» **Exercise**:
Repeat the records below exactly as they appear.

* begin Records for this task *

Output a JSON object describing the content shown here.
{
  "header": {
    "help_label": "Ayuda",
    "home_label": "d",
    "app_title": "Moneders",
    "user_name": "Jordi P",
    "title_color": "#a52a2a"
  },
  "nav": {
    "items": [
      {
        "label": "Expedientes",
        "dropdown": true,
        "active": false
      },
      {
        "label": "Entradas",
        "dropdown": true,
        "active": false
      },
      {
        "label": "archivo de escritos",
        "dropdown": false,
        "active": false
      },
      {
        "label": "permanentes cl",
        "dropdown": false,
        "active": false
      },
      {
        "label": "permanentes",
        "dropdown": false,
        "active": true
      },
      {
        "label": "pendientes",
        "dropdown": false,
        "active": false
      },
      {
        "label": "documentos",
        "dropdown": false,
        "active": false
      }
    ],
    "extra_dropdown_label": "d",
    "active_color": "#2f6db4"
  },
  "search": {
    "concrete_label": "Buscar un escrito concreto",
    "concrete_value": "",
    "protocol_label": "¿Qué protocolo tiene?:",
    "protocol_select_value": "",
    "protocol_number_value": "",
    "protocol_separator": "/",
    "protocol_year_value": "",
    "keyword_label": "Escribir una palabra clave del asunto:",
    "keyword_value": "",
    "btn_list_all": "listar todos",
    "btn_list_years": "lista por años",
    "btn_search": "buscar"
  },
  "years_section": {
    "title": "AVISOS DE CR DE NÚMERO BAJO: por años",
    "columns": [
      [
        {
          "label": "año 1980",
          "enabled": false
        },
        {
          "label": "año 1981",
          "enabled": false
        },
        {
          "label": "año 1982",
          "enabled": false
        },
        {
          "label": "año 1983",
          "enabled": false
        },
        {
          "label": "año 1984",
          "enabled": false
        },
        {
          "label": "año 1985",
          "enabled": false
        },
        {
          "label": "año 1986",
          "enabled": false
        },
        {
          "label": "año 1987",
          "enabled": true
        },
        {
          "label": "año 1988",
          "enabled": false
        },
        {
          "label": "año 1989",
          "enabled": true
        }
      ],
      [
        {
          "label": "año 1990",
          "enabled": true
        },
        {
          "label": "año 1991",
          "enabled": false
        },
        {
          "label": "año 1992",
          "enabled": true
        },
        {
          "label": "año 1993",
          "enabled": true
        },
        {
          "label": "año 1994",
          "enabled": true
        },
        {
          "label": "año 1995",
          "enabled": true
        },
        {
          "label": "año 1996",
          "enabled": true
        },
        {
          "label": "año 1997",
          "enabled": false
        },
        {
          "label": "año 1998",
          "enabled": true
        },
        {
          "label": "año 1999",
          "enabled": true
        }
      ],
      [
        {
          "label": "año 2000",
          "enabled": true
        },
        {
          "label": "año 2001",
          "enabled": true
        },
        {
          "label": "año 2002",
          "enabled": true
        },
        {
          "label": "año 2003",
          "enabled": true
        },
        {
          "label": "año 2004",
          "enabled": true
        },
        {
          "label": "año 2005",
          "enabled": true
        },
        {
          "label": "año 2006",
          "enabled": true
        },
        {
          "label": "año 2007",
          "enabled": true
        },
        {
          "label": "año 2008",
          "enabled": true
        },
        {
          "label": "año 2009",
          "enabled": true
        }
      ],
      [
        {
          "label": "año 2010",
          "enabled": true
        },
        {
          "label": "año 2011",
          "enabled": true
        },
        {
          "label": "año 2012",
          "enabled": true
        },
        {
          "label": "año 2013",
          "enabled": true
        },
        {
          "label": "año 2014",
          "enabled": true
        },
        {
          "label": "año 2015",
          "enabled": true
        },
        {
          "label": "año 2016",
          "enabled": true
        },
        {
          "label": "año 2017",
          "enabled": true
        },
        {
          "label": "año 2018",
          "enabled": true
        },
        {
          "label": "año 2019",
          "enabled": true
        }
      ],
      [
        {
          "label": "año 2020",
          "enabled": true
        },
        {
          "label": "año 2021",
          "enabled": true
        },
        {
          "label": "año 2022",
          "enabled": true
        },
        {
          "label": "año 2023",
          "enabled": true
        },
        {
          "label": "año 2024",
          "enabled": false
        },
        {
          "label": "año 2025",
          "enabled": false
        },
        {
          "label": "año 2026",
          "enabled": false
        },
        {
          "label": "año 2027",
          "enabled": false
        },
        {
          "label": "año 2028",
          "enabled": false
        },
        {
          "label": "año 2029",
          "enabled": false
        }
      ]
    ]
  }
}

* end Records for this task *

» **Result below**:
Output a JSON object describing the content shown here.
{
  "header": {
    "help_label": "Ayuda",
    "home_label": "d",
    "app_title": "Moneders",
    "user_name": "Jordi P",
    "title_color": "#a52a2a"
  },
  "nav": {
    "items": [
      {
        "label": "Expedientes",
        "dropdown": true,
        "active": false
      },
      {
        "label": "Entradas",
        "dropdown": true,
        "active": false
      },
      {
        "label": "archivo de escritos",
        "dropdown": false,
        "active": false
      },
      {
        "label": "permanentes cl",
        "dropdown": false,
        "active": false
      },
      {
        "label": "permanentes",
        "dropdown": false,
        "active": true
      },
      {
        "label": "pendientes",
        "dropdown": false,
        "active": false
      },
      {
        "label": "documentos",
        "dropdown": false,
        "active": false
      }
    ],
    "extra_dropdown_label": "d",
    "active_color": "#2f6db4"
  },
  "search": {
    "concrete_label": "Buscar un escrito concreto",
    "concrete_value": "",
    "protocol_label": "¿Qué protocolo tiene?:",
    "protocol_select_value": "",
    "protocol_number_value": "",
    "protocol_separator": "/",
    "protocol_year_value": "",
    "keyword_label": "Escribir una palabra clave del asunto:",
    "keyword_value": "",
    "btn_list_all": "listar todos",
    "btn_list_years": "lista por años",
    "btn_search": "buscar"
  },
  "years_section": {
    "title": "AVISOS DE CR DE NÚMERO BAJO: por años",
    "columns": [
      [
        {
          "label": "año 1980",
          "enabled": false
        },
        {
          "label": "año 1981",
          "enabled": false
        },
        {
          "label": "año 1982",
          "enabled": false
        },
        {
          "label": "año 1983",
          "enabled": false
        },
        {
          "label": "año 1984",
          "enabled": false
        },
        {
          "label": "año 1985",
          "enabled": false
        },
        {
          "label": "año 1986",
          "enabled": false
        },
        {
          "label": "año 1987",
          "enabled": true
        },
        {
          "label": "año 1988",
          "enabled": false
        },
        {
          "label": "año 1989",
          "enabled": true
        }
      ],
      [
        {
          "label": "año 1990",
          "enabled": true
        },
        {
          "label": "año 1991",
          "enabled": false
        },
        {
          "label": "año 1992",
          "enabled": true
        },
        {
          "label": "año 1993",
          "enabled": true
        },
        {
          "label": "año 1994",
          "enabled": true
        },
        {
          "label": "año 1995",
          "enabled": true
        },
        {
          "label": "año 1996",
          "enabled": true
        },
        {
          "label": "año 1997",
          "enabled": false
        },
        {
          "label": "año 1998",
          "enabled": true
        },
        {
          "label": "año 1999",
          "enabled": true
        }
      ],
      [
        {
          "label": "año 2000",
          "enabled": true
        },
        {
          "label": "año 2001",
          "enabled": true
        },
        {
          "label": "año 2002",
          "enabled": true
        },
        {
          "label": "año 2003",
          "enabled": true
        },
        {
          "label": "año 2004",
          "enabled": true
        },
        {
          "label": "año 2005",
          "enabled": true
        },
        {
          "label": "año 2006",
          "enabled": true
        },
        {
          "label": "año 2007",
          "enabled": true
        },
        {
          "label": "año 2008",
          "enabled": true
        },
        {
          "label": "año 2009",
          "enabled": true
        }
      ],
      [
        {
          "label": "año 2010",
          "enabled": true
        },
        {
          "label": "año 2011",
          "enabled": true
        },
        {
          "label": "año 2012",
          "enabled": true
        },
        {
          "label": "año 2013",
          "enabled": true
        },
        {
          "label": "año 2014",
          "enabled": true
        },
        {
          "label": "año 2015",
          "enabled": true
        },
        {
          "label": "año 2016",
          "enabled": true
        },
        {
          "label": "año 2017",
          "enabled": true
        },
        {
          "label": "año 2018",
          "enabled": true
        },
        {
          "label": "año 2019",
          "enabled": true
        }
      ],
      [
        {
          "label": "año 2020",
          "enabled": true
        },
        {
          "label": "año 2021",
          "enabled": true
        },
        {
          "label": "año 2022",
          "enabled": true
        },
        {
          "label": "año 2023",
          "enabled": true
        },
        {
          "label": "año 2024",
          "enabled": false
        },
        {
          "label": "año 2025",
          "enabled": false
        },
        {
          "label": "año 2026",
          "enabled": false
        },
        {
          "label": "año 2027",
          "enabled": false
        },
        {
          "label": "año 2028",
          "enabled": false
        },
        {
          "label": "año 2029",
          "enabled": false
        }
      ]
    ]
  }
}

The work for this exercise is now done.